━━ Listing ━━
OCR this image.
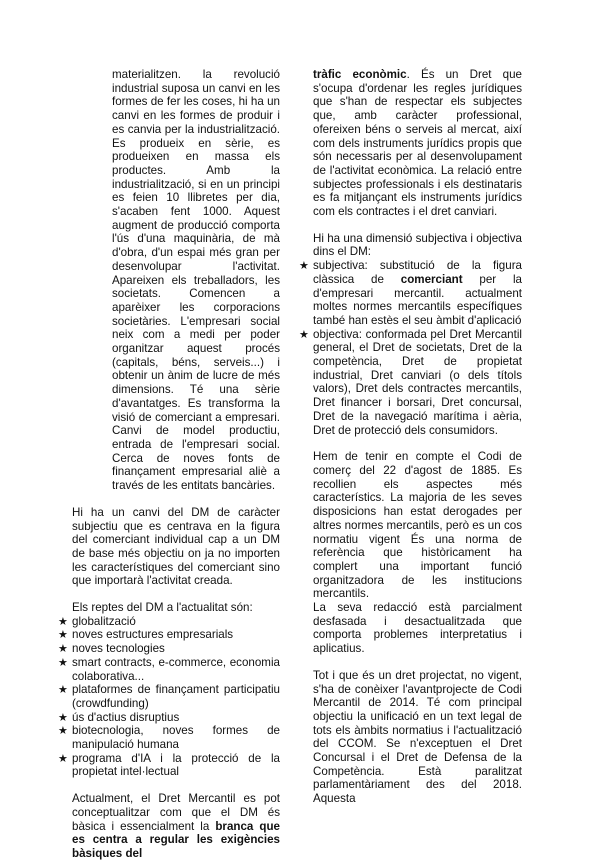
materialitzen. la revolució industrial suposa un canvi en les formes de fer les coses, hi ha un canvi en les formes de produir i es canvia per la industrialització. Es produeix en sèrie, es produeixen en massa els productes. Amb la industrialització, si en un principi es feien 10 llibretes per dia, s'acaben fent 1000. Aquest augment de producció comporta l'ús d'una maquinària, de mà d'obra, d'un espai més gran per desenvolupar l'activitat. Apareixen els treballadors, les societats. Comencen a aparèixer les corporacions societàries. L'empresari social neix com a medi per poder organitzar aquest procés (capitals, béns, serveis...) i obtenir un ànim de lucre de més dimensions. Té una sèrie d'avantatges. Es transforma la visió de comerciant a empresari. Canvi de model productiu, entrada de l'empresari social. Cerca de noves fonts de finançament empresarial aliè a través de les entitats bancàries.

Hi ha un canvi del DM de caràcter subjectiu que es centrava en la figura del comerciant individual cap a un DM de base més objectiu on ja no importen les característiques del comerciant sino que importarà l'activitat creada.

Els reptes del DM a l'actualitat són:

★ globalització
★ noves estructures empresarials
★ noves tecnologies
★ smart contracts, e-commerce, economia colaborativa...
★ plataformes de finançament participatiu (crowdfunding)
★ ús d'actius disruptius
★ biotecnologia, noves formes de manipulació humana
★ programa d'IA i la protecció de la propietat intel·lectual

Actualment, el Dret Mercantil es pot conceptualitzar com que el DM és bàsica i essencialment la branca que es centra a regular les exigències bàsiques del

tràfic econòmic. És un Dret que s'ocupa d'ordenar les regles jurídiques que s'han de respectar els subjectes que, amb caràcter professional, ofereixen béns o serveis al mercat, així com dels instruments jurídics propis que són necessaris per al desenvolupament de l'activitat econòmica. La relació entre subjectes professionals i els destinataris es fa mitjançant els instruments jurídics com els contractes i el dret canviari.

Hi ha una dimensió subjectiva i objectiva dins el DM:

★ subjectiva: substitució de la figura clàssica de comerciant per la d'empresari mercantil. actualment moltes normes mercantils específiques també han estès el seu àmbit d'aplicació
★ objectiva: conformada pel Dret Mercantil general, el Dret de societats, Dret de la competència, Dret de propietat industrial, Dret canviari (o dels títols valors), Dret dels contractes mercantils, Dret financer i borsari, Dret concursal, Dret de la navegació marítima i aèria, Dret de protecció dels consumidors.

Hem de tenir en compte el Codi de comerç del 22 d'agost de 1885. Es recollien els aspectes més característics. La majoria de les seves disposicions han estat derogades per altres normes mercantils, però es un cos normatiu vigent És una norma de referència que històricament ha complert una important funció organitzadora de les institucions mercantils.

La seva redacció està parcialment desfasada i desactualitzada que comporta problemes interpretatius i aplicatius.

Tot i que és un dret projectat, no vigent, s'ha de conèixer l'avantprojecte de Codi Mercantil de 2014. Té com principal objectiu la unificació en un text legal de tots els àmbits normatius i l'actualització del CCOM. Se n'exceptuen el Dret Concursal i el Dret de Defensa de la Competència. Està paralitzat parlamentàriament des del 2018. Aquesta
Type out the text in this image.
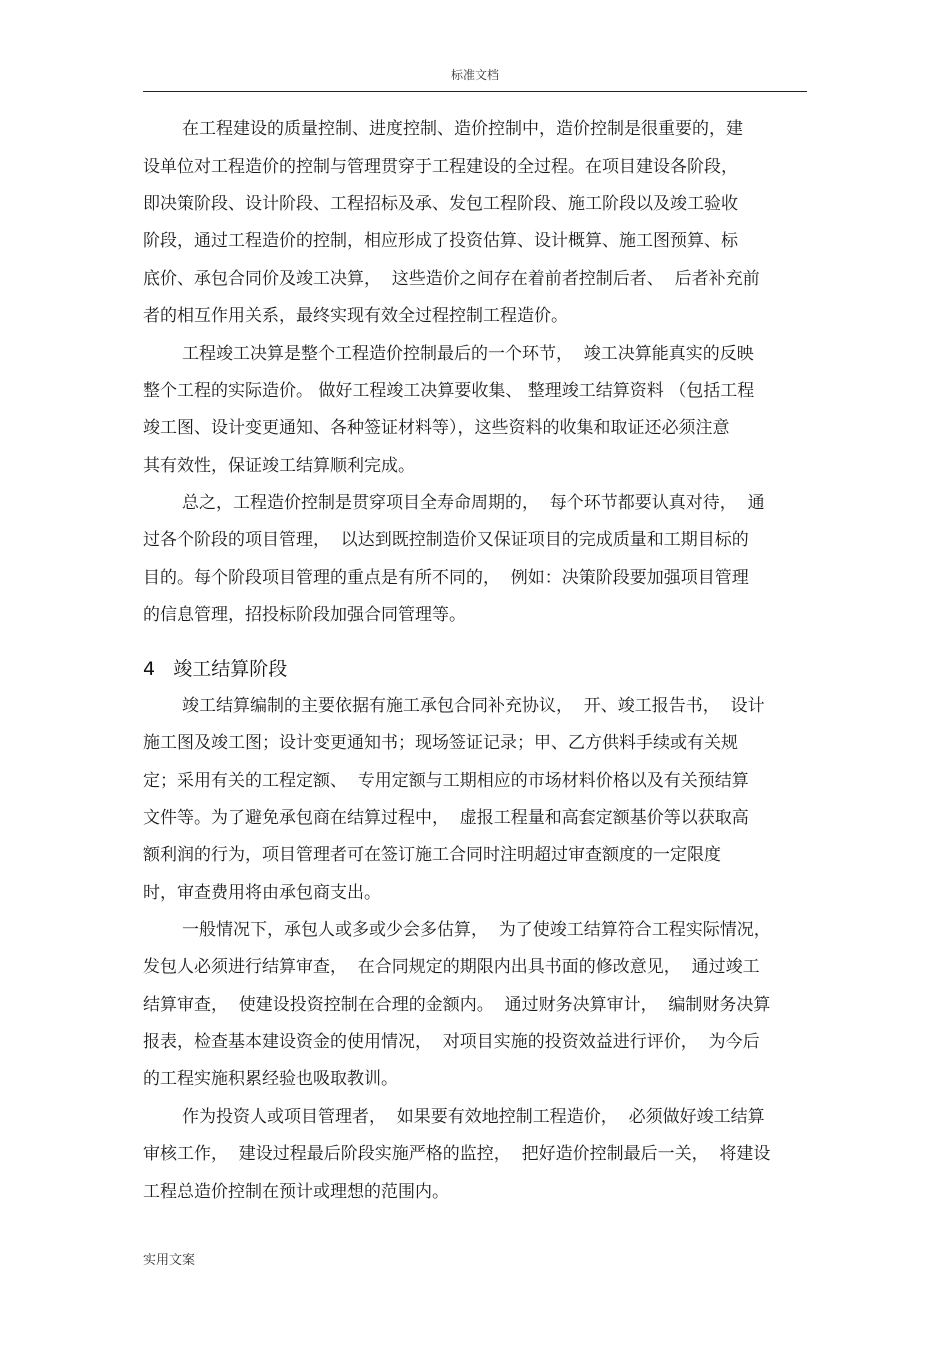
标准文档
在工程建设的质量控制、进度控制、造价控制中，造价控制是很重要的，建
设单位对工程造价的控制与管理贯穿于工程建设的全过程。在项目建设各阶段，
即决策阶段、设计阶段、工程招标及承、发包工程阶段、施工阶段以及竣工验收
阶段，通过工程造价的控制，相应形成了投资估算、设计概算、施工图预算、标
底价、承包合同价及竣工决算，  这些造价之间存在着前者控制后者、  后者补充前
者的相互作用关系，最终实现有效全过程控制工程造价。
工程竣工决算是整个工程造价控制最后的一个环节，  竣工决算能真实的反映
整个工程的实际造价。 做好工程竣工决算要收集、 整理竣工结算资料 （包括工程
竣工图、设计变更通知、各种签证材料等），这些资料的收集和取证还必须注意
其有效性，保证竣工结算顺利完成。
总之，工程造价控制是贯穿项目全寿命周期的，  每个环节都要认真对待，  通
过各个阶段的项目管理，  以达到既控制造价又保证项目的完成质量和工期目标的
目的。每个阶段项目管理的重点是有所不同的，  例如：决策阶段要加强项目管理
的信息管理，招投标阶段加强合同管理等。
4   竣工结算阶段
竣工结算编制的主要依据有施工承包合同补充协议，  开、竣工报告书，  设计
施工图及竣工图；设计变更通知书；现场签证记录；甲、乙方供料手续或有关规
定；采用有关的工程定额、  专用定额与工期相应的市场材料价格以及有关预结算
文件等。为了避免承包商在结算过程中，  虚报工程量和高套定额基价等以获取高
额利润的行为，项目管理者可在签订施工合同时注明超过审查额度的一定限度
时，审查费用将由承包商支出。
一般情况下，承包人或多或少会多估算，  为了使竣工结算符合工程实际情况，
发包人必须进行结算审查，  在合同规定的期限内出具书面的修改意见，  通过竣工
结算审查，  使建设投资控制在合理的金额内。  通过财务决算审计，  编制财务决算
报表，检查基本建设资金的使用情况，  对项目实施的投资效益进行评价，  为今后
的工程实施积累经验也吸取教训。
作为投资人或项目管理者，  如果要有效地控制工程造价，  必须做好竣工结算
审核工作，  建设过程最后阶段实施严格的监控，  把好造价控制最后一关，  将建设
工程总造价控制在预计或理想的范围内。
实用文案
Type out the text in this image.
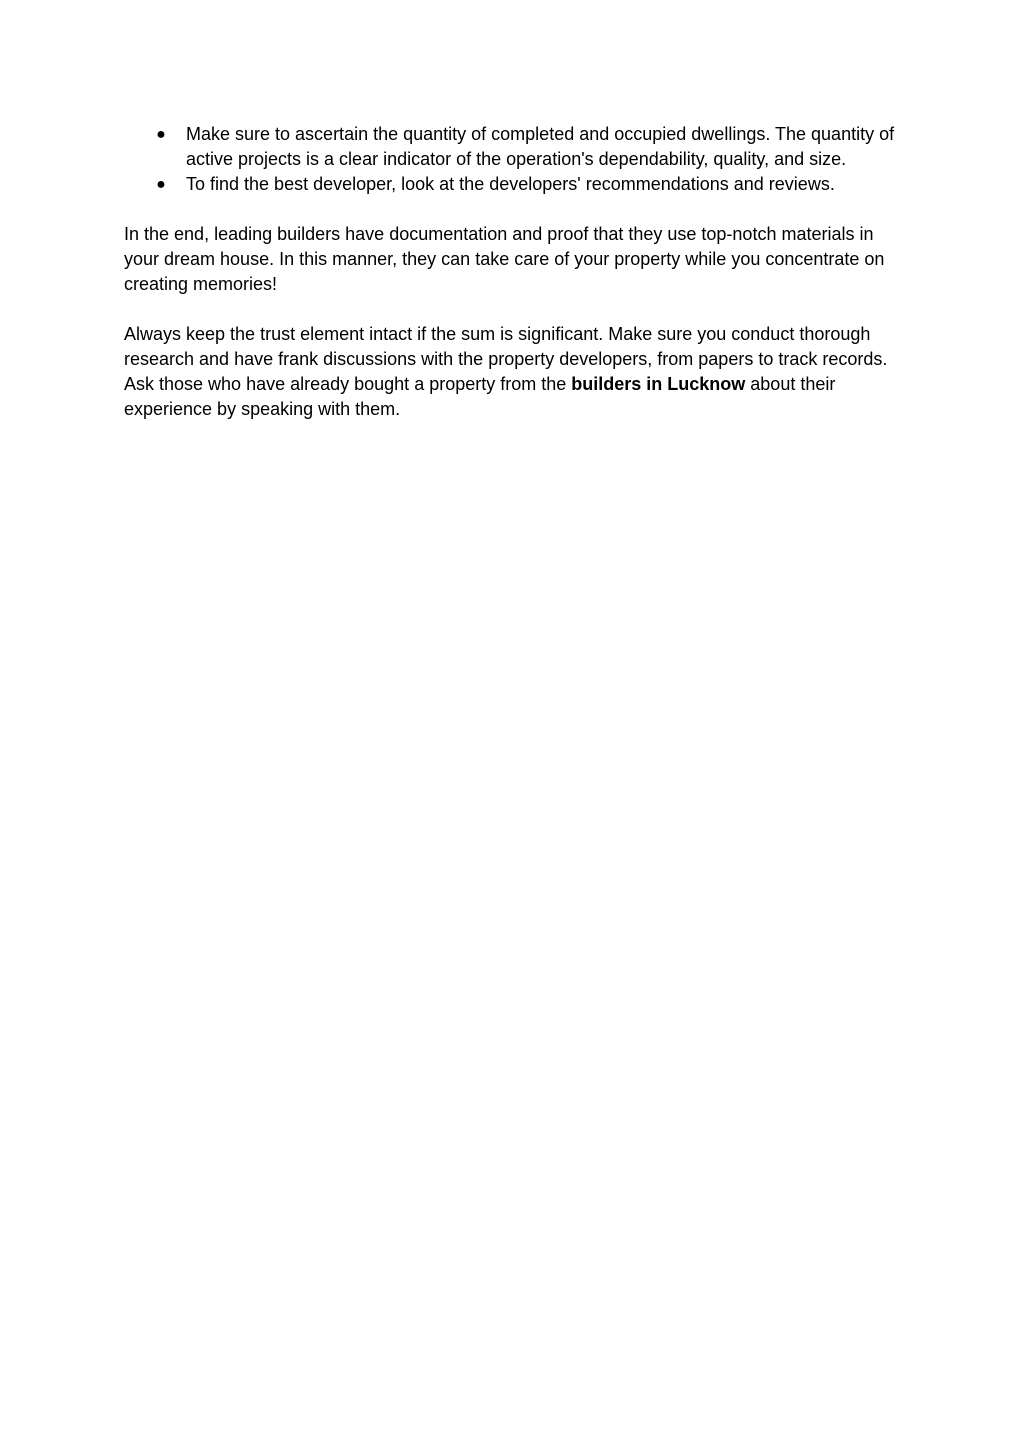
● Make sure to ascertain the quantity of completed and occupied dwellings. The quantity of active projects is a clear indicator of the operation's dependability, quality, and size.
● To find the best developer, look at the developers' recommendations and reviews.

In the end, leading builders have documentation and proof that they use top-notch materials in your dream house. In this manner, they can take care of your property while you concentrate on creating memories!

Always keep the trust element intact if the sum is significant. Make sure you conduct thorough research and have frank discussions with the property developers, from papers to track records. Ask those who have already bought a property from the builders in Lucknow about their experience by speaking with them.
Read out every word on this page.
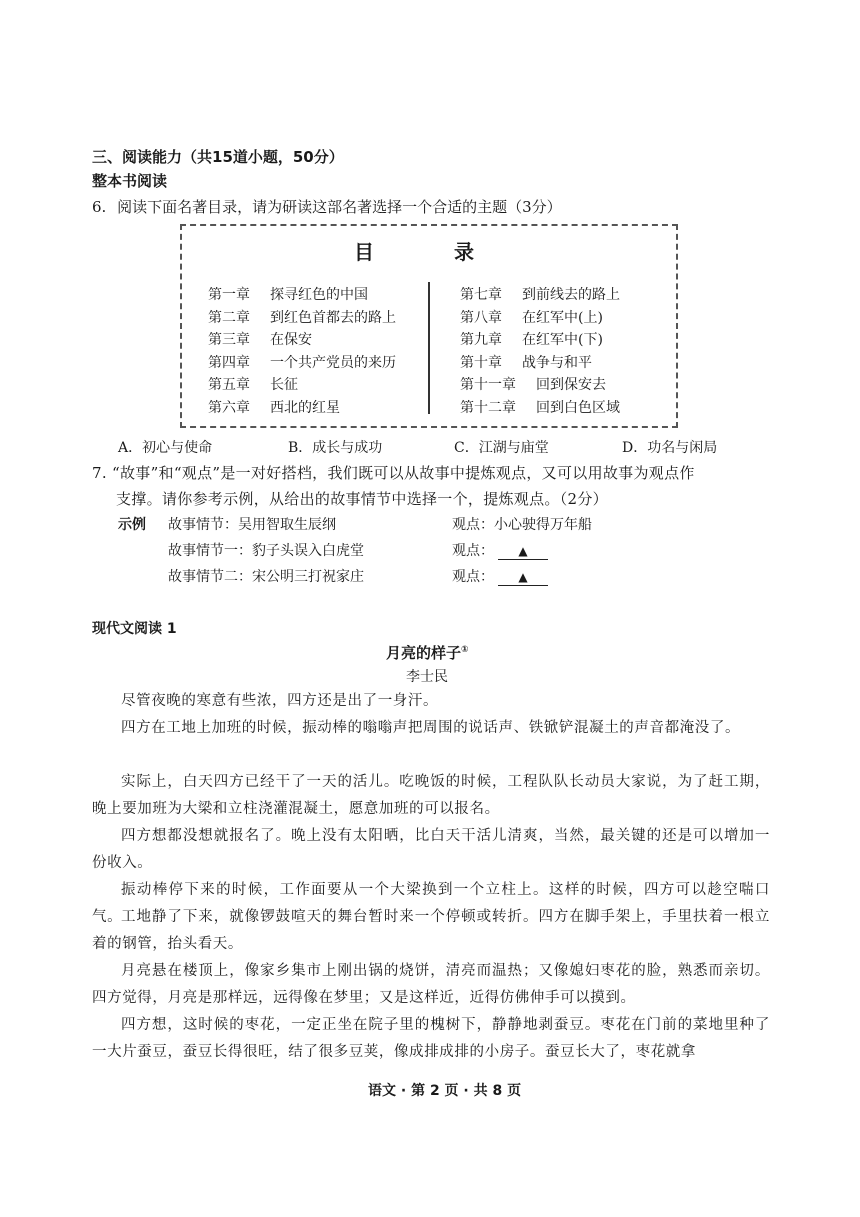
三、阅读能力（共15道小题，50分）
整本书阅读
6. 阅读下面名著目录，请为研读这部名著选择一个合适的主题（3分）
目　录
第一章 探寻红色的中国
第二章 到红色首都去的路上
第三章 在保安
第四章 一个共产党员的来历
第五章 长征
第六章 西北的红星
第七章 到前线去的路上
第八章 在红军中(上)
第九章 在红军中(下)
第十章 战争与和平
第十一章 回到保安去
第十二章 回到白色区域
A．初心与使命	B．成长与成功	C．江湖与庙堂	D．功名与闲局
7. “故事”和“观点”是一对好搭档，我们既可以从故事中提炼观点，又可以用故事为观点作
支撑。请你参考示例，从给出的故事情节中选择一个，提炼观点。（2分）
示例 故事情节：吴用智取生辰纲	观点：小心驶得万年船
故事情节一：豹子头误入白虎堂	观点： ▲
故事情节二：宋公明三打祝家庄	观点： ▲
现代文阅读 1
月亮的样子①
李士民
尽管夜晚的寒意有些浓，四方还是出了一身汗。
四方在工地上加班的时候，振动棒的嗡嗡声把周围的说话声、铁锨铲混凝土的声音都淹没了。
实际上，白天四方已经干了一天的活儿。吃晚饭的时候，工程队队长动员大家说，为了赶工期，晚上要加班为大梁和立柱浇灌混凝土，愿意加班的可以报名。
四方想都没想就报名了。晚上没有太阳晒，比白天干活儿清爽，当然，最关键的还是可以增加一份收入。
振动棒停下来的时候，工作面要从一个大梁换到一个立柱上。这样的时候，四方可以趁空喘口气。
工地静了下来，就像锣鼓喧天的舞台暂时来一个停顿或转折。四方在脚手架上，手里扶着一根立着的钢管，抬头看天。
月亮悬在楼顶上，像家乡集市上刚出锅的烧饼，清亮而温热；又像媳妇枣花的脸，熟悉而亲切。四方觉得，月亮是那样远，远得像在梦里；又是这样近，近得仿佛伸手可以摸到。
四方想，这时候的枣花，一定正坐在院子里的槐树下，静静地剥蚕豆。枣花在门前的菜地里种了一大片蚕豆，蚕豆长得很旺，结了很多豆荚，像成排成排的小房子。蚕豆长大了，枣花就拿
语文 · 第 2 页 · 共 8 页
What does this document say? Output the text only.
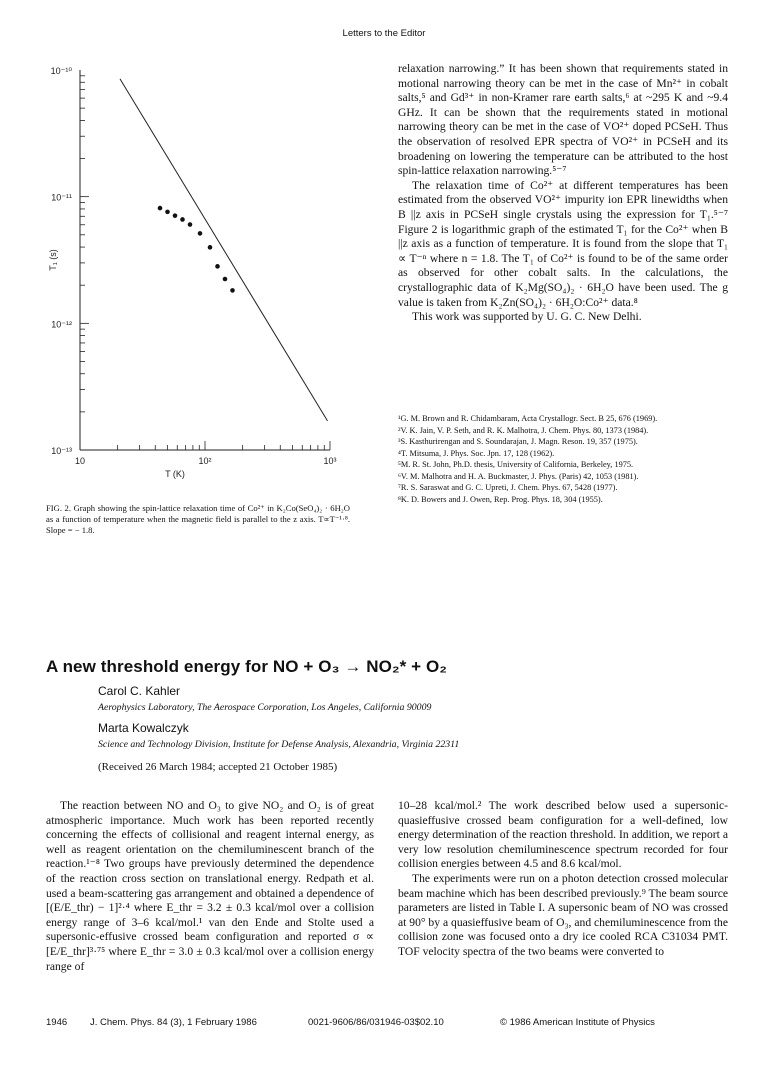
Letters to the Editor
10⁻¹⁰
10⁻¹¹
10⁻¹²
10⁻¹³
10	10²	10³
T (K)
T₁ (s)

relaxation narrowing.” It has been shown that requirements stated in motional narrowing theory can be met in the case of Mn²⁺ in cobalt salts,⁵ and Gd³⁺ in non-Kramer rare earth salts,⁶ at ~295 K and ~9.4 GHz. It can be shown that the requirements stated in motional narrowing theory can be met in the case of VO²⁺ doped PCSeH. Thus the observation of resolved EPR spectra of VO²⁺ in PCSeH and its broadening on lowering the temperature can be attributed to the host spin-lattice relaxation narrowing.⁵⁻⁷

The relaxation time of Co²⁺ at different temperatures has been estimated from the observed VO²⁺ impurity ion EPR linewidths when B ||z axis in PCSeH single crystals using the expression for T₁.⁵⁻⁷ Figure 2 is logarithmic graph of the estimated T₁ for the Co²⁺ when B ||z axis as a function of temperature. It is found from the slope that T₁ ∝ T⁻ⁿ where n = 1.8. The T₁ of Co²⁺ is found to be of the same order as observed for other cobalt salts. In the calculations, the crystallographic data of K₂Mg(SO₄)₂ · 6H₂O have been used. The g value is taken from K₂Zn(SO₄)₂ · 6H₂O:Co²⁺ data.⁸

This work was supported by U. G. C. New Delhi.

¹G. M. Brown and R. Chidambaram, Acta Crystallogr. Sect. B 25, 676 (1969).

²V. K. Jain, V. P. Seth, and R. K. Malhotra, J. Chem. Phys. 80, 1373 (1984).

³S. Kasthurirengan and S. Soundarajan, J. Magn. Reson. 19, 357 (1975).

⁴T. Mitsuma, J. Phys. Soc. Jpn. 17, 128 (1962).

⁵M. R. St. John, Ph.D. thesis, University of California, Berkeley, 1975.

⁶V. M. Malhotra and H. A. Buckmaster, J. Phys. (Paris) 42, 1053 (1981).

⁷R. S. Saraswat and G. C. Upreti, J. Chem. Phys. 67, 5428 (1977).

⁸K. D. Bowers and J. Owen, Rep. Prog. Phys. 18, 304 (1955).

FIG. 2. Graph showing the spin-lattice relaxation time of Co²⁺ in K₂Co(SeO₄)₂ · 6H₂O as a function of temperature when the magnetic field is parallel to the z axis. T∝T⁻¹·⁸. Slope = − 1.8.
A new threshold energy for NO + O₃ → NO₂* + O₂
Carol C. Kahler
Aerophysics Laboratory, The Aerospace Corporation, Los Angeles, California 90009
Marta Kowalczyk
Science and Technology Division, Institute for Defense Analysis, Alexandria, Virginia 22311
(Received 26 March 1984; accepted 21 October 1985)

The reaction between NO and O₃ to give NO₂ and O₂ is of great atmospheric importance. Much work has been reported recently concerning the effects of collisional and reagent internal energy, as well as reagent orientation on the chemiluminescent branch of the reaction.¹⁻⁸ Two groups have previously determined the dependence of the reaction cross section on translational energy. Redpath et al. used a beam-scattering gas arrangement and obtained a dependence of [(E/E_thr) − 1]²·⁴ where E_thr = 3.2 ± 0.3 kcal/mol over a collision energy range of 3–6 kcal/mol.¹ van den Ende and Stolte used a supersonic-effusive crossed beam configuration and reported σ ∝ [E/E_thr]³·⁷⁵ where E_thr = 3.0 ± 0.3 kcal/mol over a collision energy range of

10–28 kcal/mol.² The work described below used a supersonic-quasieffusive crossed beam configuration for a well-defined, low energy determination of the reaction threshold. In addition, we report a very low resolution chemiluminescence spectrum recorded for four collision energies between 4.5 and 8.6 kcal/mol.

The experiments were run on a photon detection crossed molecular beam machine which has been described previously.⁹ The beam source parameters are listed in Table I. A supersonic beam of NO was crossed at 90° by a quasieffusive beam of O₃, and chemiluminescence from the collision zone was focused onto a dry ice cooled RCA C31034 PMT. TOF velocity spectra of the two beams were converted to

1946 J. Chem. Phys. 84 (3), 1 February 1986	0021-9606/86/031946-03$02.10	© 1986 American Institute of Physics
━━━
> **What you should do**: Gather all lines of the records that include the word "objectiva".

> **Result below**:
Hi ha una dimensió subjectiva i objectiva dins el DM:
★ objectiva: conformada pel Dret Mercantil general, el Dret de societats, Dret de la competència, Dret de propietat industrial, Dret canviari (o dels títols valors), Dret dels contractes mercantils, Dret financer i borsari, Dret concursal, Dret de la navegació marítima i aèria, Dret de protecció dels consumidors.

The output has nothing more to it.